_Stated task:_ Please print every record below exactly as it appears.

Saved entries:
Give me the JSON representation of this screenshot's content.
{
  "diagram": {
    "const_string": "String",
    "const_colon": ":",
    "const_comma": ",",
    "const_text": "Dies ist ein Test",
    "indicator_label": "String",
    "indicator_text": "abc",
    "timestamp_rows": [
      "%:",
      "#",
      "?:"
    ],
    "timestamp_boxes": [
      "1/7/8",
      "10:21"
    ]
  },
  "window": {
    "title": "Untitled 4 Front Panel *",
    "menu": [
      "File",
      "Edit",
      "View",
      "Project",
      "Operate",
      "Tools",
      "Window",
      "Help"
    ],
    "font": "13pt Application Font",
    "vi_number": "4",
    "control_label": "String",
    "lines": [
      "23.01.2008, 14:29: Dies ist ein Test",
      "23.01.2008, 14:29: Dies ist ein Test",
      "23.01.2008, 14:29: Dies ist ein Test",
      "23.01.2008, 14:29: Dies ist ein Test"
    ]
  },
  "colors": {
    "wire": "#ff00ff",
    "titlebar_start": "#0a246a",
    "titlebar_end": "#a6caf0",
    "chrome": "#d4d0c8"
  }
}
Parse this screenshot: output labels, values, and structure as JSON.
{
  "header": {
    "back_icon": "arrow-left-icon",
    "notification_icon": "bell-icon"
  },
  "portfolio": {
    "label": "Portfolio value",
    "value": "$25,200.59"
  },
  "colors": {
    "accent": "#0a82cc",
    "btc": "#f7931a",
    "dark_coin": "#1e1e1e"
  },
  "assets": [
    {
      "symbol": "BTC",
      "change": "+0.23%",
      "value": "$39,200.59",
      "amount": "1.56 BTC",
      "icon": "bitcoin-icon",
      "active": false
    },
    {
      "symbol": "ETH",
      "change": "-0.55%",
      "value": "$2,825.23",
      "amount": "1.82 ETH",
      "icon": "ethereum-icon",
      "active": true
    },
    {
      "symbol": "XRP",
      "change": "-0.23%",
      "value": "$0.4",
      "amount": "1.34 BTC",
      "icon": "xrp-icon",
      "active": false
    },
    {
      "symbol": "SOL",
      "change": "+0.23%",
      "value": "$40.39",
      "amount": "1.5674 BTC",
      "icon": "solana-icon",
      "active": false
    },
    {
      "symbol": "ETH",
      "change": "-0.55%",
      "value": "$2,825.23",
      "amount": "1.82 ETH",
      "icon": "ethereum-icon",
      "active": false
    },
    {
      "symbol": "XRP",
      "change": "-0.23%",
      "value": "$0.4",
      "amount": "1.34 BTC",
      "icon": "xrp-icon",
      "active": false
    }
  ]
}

_Result:_
Give me the JSON representation of this screenshot's content.
{
  "diagram": {
    "const_string": "String",
    "const_colon": ":",
    "const_comma": ",",
    "const_text": "Dies ist ein Test",
    "indicator_label": "String",
    "indicator_text": "abc",
    "timestamp_rows": [
      "%:",
      "#",
      "?:"
    ],
    "timestamp_boxes": [
      "1/7/8",
      "10:21"
    ]
  },
  "window": {
    "title": "Untitled 4 Front Panel *",
    "menu": [
      "File",
      "Edit",
      "View",
      "Project",
      "Operate",
      "Tools",
      "Window",
      "Help"
    ],
    "font": "13pt Application Font",
    "vi_number": "4",
    "control_label": "String",
    "lines": [
      "23.01.2008, 14:29: Dies ist ein Test",
      "23.01.2008, 14:29: Dies ist ein Test",
      "23.01.2008, 14:29: Dies ist ein Test",
      "23.01.2008, 14:29: Dies ist ein Test"
    ]
  },
  "colors": {
    "wire": "#ff00ff",
    "titlebar_start": "#0a246a",
    "titlebar_end": "#a6caf0",
    "chrome": "#d4d0c8"
  }
}
Parse this screenshot: output labels, values, and structure as JSON.
{
  "header": {
    "back_icon": "arrow-left-icon",
    "notification_icon": "bell-icon"
  },
  "portfolio": {
    "label": "Portfolio value",
    "value": "$25,200.59"
  },
  "colors": {
    "accent": "#0a82cc",
    "btc": "#f7931a",
    "dark_coin": "#1e1e1e"
  },
  "assets": [
    {
      "symbol": "BTC",
      "change": "+0.23%",
      "value": "$39,200.59",
      "amount": "1.56 BTC",
      "icon": "bitcoin-icon",
      "active": false
    },
    {
      "symbol": "ETH",
      "change": "-0.55%",
      "value": "$2,825.23",
      "amount": "1.82 ETH",
      "icon": "ethereum-icon",
      "active": true
    },
    {
      "symbol": "XRP",
      "change": "-0.23%",
      "value": "$0.4",
      "amount": "1.34 BTC",
      "icon": "xrp-icon",
      "active": false
    },
    {
      "symbol": "SOL",
      "change": "+0.23%",
      "value": "$40.39",
      "amount": "1.5674 BTC",
      "icon": "solana-icon",
      "active": false
    },
    {
      "symbol": "ETH",
      "change": "-0.55%",
      "value": "$2,825.23",
      "amount": "1.82 ETH",
      "icon": "ethereum-icon",
      "active": false
    },
    {
      "symbol": "XRP",
      "change": "-0.23%",
      "value": "$0.4",
      "amount": "1.34 BTC",
      "icon": "xrp-icon",
      "active": false
    }
  ]
}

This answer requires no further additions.